Render every entry exactly as it appears.

start Excerpted records

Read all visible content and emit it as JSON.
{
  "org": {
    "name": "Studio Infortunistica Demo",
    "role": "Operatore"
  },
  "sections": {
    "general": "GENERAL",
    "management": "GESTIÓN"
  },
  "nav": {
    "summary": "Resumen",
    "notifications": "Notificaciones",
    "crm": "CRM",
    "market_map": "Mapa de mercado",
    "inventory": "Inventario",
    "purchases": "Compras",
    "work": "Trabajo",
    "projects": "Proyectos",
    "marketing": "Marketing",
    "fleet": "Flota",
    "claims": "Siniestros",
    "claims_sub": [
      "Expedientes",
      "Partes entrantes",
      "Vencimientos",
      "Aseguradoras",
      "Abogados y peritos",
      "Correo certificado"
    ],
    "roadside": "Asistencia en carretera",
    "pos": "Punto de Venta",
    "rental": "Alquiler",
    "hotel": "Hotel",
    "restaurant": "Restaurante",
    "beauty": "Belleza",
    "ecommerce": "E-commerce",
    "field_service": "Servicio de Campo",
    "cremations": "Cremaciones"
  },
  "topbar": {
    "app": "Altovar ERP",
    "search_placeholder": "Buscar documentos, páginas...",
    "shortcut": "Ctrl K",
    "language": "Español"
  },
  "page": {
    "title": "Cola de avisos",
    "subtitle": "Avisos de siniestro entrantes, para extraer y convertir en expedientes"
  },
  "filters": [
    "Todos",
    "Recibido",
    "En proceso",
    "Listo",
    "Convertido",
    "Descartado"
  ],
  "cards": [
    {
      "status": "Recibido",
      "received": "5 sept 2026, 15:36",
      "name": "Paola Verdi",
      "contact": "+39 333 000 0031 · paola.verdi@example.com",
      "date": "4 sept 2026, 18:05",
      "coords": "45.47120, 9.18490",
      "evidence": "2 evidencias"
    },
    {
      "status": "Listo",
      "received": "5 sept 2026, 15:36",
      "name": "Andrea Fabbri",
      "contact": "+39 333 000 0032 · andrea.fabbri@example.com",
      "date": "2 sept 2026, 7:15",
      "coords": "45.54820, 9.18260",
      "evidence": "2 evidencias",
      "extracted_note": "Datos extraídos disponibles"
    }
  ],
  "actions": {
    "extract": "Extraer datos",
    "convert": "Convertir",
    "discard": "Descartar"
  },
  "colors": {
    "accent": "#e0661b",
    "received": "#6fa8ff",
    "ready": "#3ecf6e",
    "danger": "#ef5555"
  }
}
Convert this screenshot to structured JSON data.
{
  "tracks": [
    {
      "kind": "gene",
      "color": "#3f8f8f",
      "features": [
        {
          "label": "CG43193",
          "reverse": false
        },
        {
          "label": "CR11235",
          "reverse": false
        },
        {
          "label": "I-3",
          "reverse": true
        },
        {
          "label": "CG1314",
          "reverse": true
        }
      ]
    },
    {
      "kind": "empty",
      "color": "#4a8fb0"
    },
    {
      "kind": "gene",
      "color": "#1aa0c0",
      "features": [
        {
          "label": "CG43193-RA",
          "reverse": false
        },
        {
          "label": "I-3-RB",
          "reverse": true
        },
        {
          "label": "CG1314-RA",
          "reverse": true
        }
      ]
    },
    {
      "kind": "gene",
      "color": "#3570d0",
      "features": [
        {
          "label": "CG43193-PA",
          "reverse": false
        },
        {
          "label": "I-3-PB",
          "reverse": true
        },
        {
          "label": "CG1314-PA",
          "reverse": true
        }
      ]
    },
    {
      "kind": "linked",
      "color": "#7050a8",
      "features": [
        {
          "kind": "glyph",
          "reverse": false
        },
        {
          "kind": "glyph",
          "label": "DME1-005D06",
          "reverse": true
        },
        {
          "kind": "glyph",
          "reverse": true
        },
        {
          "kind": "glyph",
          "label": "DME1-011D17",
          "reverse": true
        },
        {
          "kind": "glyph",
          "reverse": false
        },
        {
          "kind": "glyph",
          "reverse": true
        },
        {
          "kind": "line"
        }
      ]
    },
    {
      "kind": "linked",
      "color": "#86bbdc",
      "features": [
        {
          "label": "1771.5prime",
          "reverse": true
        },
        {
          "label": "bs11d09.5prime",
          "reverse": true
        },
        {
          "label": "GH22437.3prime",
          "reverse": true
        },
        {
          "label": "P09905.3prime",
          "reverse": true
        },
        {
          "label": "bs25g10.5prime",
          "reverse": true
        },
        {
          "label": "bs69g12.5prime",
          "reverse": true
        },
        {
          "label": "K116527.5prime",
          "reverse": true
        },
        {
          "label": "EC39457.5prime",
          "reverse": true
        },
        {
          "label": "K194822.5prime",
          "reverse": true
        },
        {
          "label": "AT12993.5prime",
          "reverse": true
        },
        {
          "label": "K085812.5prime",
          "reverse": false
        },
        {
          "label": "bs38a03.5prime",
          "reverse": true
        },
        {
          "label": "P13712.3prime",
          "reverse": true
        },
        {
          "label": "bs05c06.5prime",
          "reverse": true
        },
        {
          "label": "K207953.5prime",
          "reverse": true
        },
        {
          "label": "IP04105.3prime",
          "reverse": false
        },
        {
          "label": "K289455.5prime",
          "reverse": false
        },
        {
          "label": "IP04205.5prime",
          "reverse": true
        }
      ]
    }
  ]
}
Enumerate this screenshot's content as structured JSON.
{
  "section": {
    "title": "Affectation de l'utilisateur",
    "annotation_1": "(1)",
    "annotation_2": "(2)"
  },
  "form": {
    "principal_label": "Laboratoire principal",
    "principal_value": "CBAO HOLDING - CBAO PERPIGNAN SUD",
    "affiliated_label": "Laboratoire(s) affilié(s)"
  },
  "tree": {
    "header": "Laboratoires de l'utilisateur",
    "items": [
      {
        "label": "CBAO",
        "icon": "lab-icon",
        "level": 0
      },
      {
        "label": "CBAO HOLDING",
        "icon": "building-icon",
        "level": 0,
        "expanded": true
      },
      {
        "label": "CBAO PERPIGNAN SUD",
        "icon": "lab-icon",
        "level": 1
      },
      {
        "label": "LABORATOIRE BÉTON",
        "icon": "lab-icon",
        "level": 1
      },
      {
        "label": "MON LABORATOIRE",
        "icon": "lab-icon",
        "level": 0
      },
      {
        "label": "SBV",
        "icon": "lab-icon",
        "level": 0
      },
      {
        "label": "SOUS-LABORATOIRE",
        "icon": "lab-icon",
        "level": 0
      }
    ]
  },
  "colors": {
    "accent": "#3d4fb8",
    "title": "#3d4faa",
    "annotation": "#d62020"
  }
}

end Excerpted records

> The reply:
Read all visible content and emit it as JSON.
{
  "org": {
    "name": "Studio Infortunistica Demo",
    "role": "Operatore"
  },
  "sections": {
    "general": "GENERAL",
    "management": "GESTIÓN"
  },
  "nav": {
    "summary": "Resumen",
    "notifications": "Notificaciones",
    "crm": "CRM",
    "market_map": "Mapa de mercado",
    "inventory": "Inventario",
    "purchases": "Compras",
    "work": "Trabajo",
    "projects": "Proyectos",
    "marketing": "Marketing",
    "fleet": "Flota",
    "claims": "Siniestros",
    "claims_sub": [
      "Expedientes",
      "Partes entrantes",
      "Vencimientos",
      "Aseguradoras",
      "Abogados y peritos",
      "Correo certificado"
    ],
    "roadside": "Asistencia en carretera",
    "pos": "Punto de Venta",
    "rental": "Alquiler",
    "hotel": "Hotel",
    "restaurant": "Restaurante",
    "beauty": "Belleza",
    "ecommerce": "E-commerce",
    "field_service": "Servicio de Campo",
    "cremations": "Cremaciones"
  },
  "topbar": {
    "app": "Altovar ERP",
    "search_placeholder": "Buscar documentos, páginas...",
    "shortcut": "Ctrl K",
    "language": "Español"
  },
  "page": {
    "title": "Cola de avisos",
    "subtitle": "Avisos de siniestro entrantes, para extraer y convertir en expedientes"
  },
  "filters": [
    "Todos",
    "Recibido",
    "En proceso",
    "Listo",
    "Convertido",
    "Descartado"
  ],
  "cards": [
    {
      "status": "Recibido",
      "received": "5 sept 2026, 15:36",
      "name": "Paola Verdi",
      "contact": "+39 333 000 0031 · paola.verdi@example.com",
      "date": "4 sept 2026, 18:05",
      "coords": "45.47120, 9.18490",
      "evidence": "2 evidencias"
    },
    {
      "status": "Listo",
      "received": "5 sept 2026, 15:36",
      "name": "Andrea Fabbri",
      "contact": "+39 333 000 0032 · andrea.fabbri@example.com",
      "date": "2 sept 2026, 7:15",
      "coords": "45.54820, 9.18260",
      "evidence": "2 evidencias",
      "extracted_note": "Datos extraídos disponibles"
    }
  ],
  "actions": {
    "extract": "Extraer datos",
    "convert": "Convertir",
    "discard": "Descartar"
  },
  "colors": {
    "accent": "#e0661b",
    "received": "#6fa8ff",
    "ready": "#3ecf6e",
    "danger": "#ef5555"
  }
}
Convert this screenshot to structured JSON data.
{
  "tracks": [
    {
      "kind": "gene",
      "color": "#3f8f8f",
      "features": [
        {
          "label": "CG43193",
          "reverse": false
        },
        {
          "label": "CR11235",
          "reverse": false
        },
        {
          "label": "I-3",
          "reverse": true
        },
        {
          "label": "CG1314",
          "reverse": true
        }
      ]
    },
    {
      "kind": "empty",
      "color": "#4a8fb0"
    },
    {
      "kind": "gene",
      "color": "#1aa0c0",
      "features": [
        {
          "label": "CG43193-RA",
          "reverse": false
        },
        {
          "label": "I-3-RB",
          "reverse": true
        },
        {
          "label": "CG1314-RA",
          "reverse": true
        }
      ]
    },
    {
      "kind": "gene",
      "color": "#3570d0",
      "features": [
        {
          "label": "CG43193-PA",
          "reverse": false
        },
        {
          "label": "I-3-PB",
          "reverse": true
        },
        {
          "label": "CG1314-PA",
          "reverse": true
        }
      ]
    },
    {
      "kind": "linked",
      "color": "#7050a8",
      "features": [
        {
          "kind": "glyph",
          "reverse": false
        },
        {
          "kind": "glyph",
          "label": "DME1-005D06",
          "reverse": true
        },
        {
          "kind": "glyph",
          "reverse": true
        },
        {
          "kind": "glyph",
          "label": "DME1-011D17",
          "reverse": true
        },
        {
          "kind": "glyph",
          "reverse": false
        },
        {
          "kind": "glyph",
          "reverse": true
        },
        {
          "kind": "line"
        }
      ]
    },
    {
      "kind": "linked",
      "color": "#86bbdc",
      "features": [
        {
          "label": "1771.5prime",
          "reverse": true
        },
        {
          "label": "bs11d09.5prime",
          "reverse": true
        },
        {
          "label": "GH22437.3prime",
          "reverse": true
        },
        {
          "label": "P09905.3prime",
          "reverse": true
        },
        {
          "label": "bs25g10.5prime",
          "reverse": true
        },
        {
          "label": "bs69g12.5prime",
          "reverse": true
        },
        {
          "label": "K116527.5prime",
          "reverse": true
        },
        {
          "label": "EC39457.5prime",
          "reverse": true
        },
        {
          "label": "K194822.5prime",
          "reverse": true
        },
        {
          "label": "AT12993.5prime",
          "reverse": true
        },
        {
          "label": "K085812.5prime",
          "reverse": false
        },
        {
          "label": "bs38a03.5prime",
          "reverse": true
        },
        {
          "label": "P13712.3prime",
          "reverse": true
        },
        {
          "label": "bs05c06.5prime",
          "reverse": true
        },
        {
          "label": "K207953.5prime",
          "reverse": true
        },
        {
          "label": "IP04105.3prime",
          "reverse": false
        },
        {
          "label": "K289455.5prime",
          "reverse": false
        },
        {
          "label": "IP04205.5prime",
          "reverse": true
        }
      ]
    }
  ]
}
Enumerate this screenshot's content as structured JSON.
{
  "section": {
    "title": "Affectation de l'utilisateur",
    "annotation_1": "(1)",
    "annotation_2": "(2)"
  },
  "form": {
    "principal_label": "Laboratoire principal",
    "principal_value": "CBAO HOLDING - CBAO PERPIGNAN SUD",
    "affiliated_label": "Laboratoire(s) affilié(s)"
  },
  "tree": {
    "header": "Laboratoires de l'utilisateur",
    "items": [
      {
        "label": "CBAO",
        "icon": "lab-icon",
        "level": 0
      },
      {
        "label": "CBAO HOLDING",
        "icon": "building-icon",
        "level": 0,
        "expanded": true
      },
      {
        "label": "CBAO PERPIGNAN SUD",
        "icon": "lab-icon",
        "level": 1
      },
      {
        "label": "LABORATOIRE BÉTON",
        "icon": "lab-icon",
        "level": 1
      },
      {
        "label": "MON LABORATOIRE",
        "icon": "lab-icon",
        "level": 0
      },
      {
        "label": "SBV",
        "icon": "lab-icon",
        "level": 0
      },
      {
        "label": "SOUS-LABORATOIRE",
        "icon": "lab-icon",
        "level": 0
      }
    ]
  },
  "colors": {
    "accent": "#3d4fb8",
    "title": "#3d4faa",
    "annotation": "#d62020"
  }
}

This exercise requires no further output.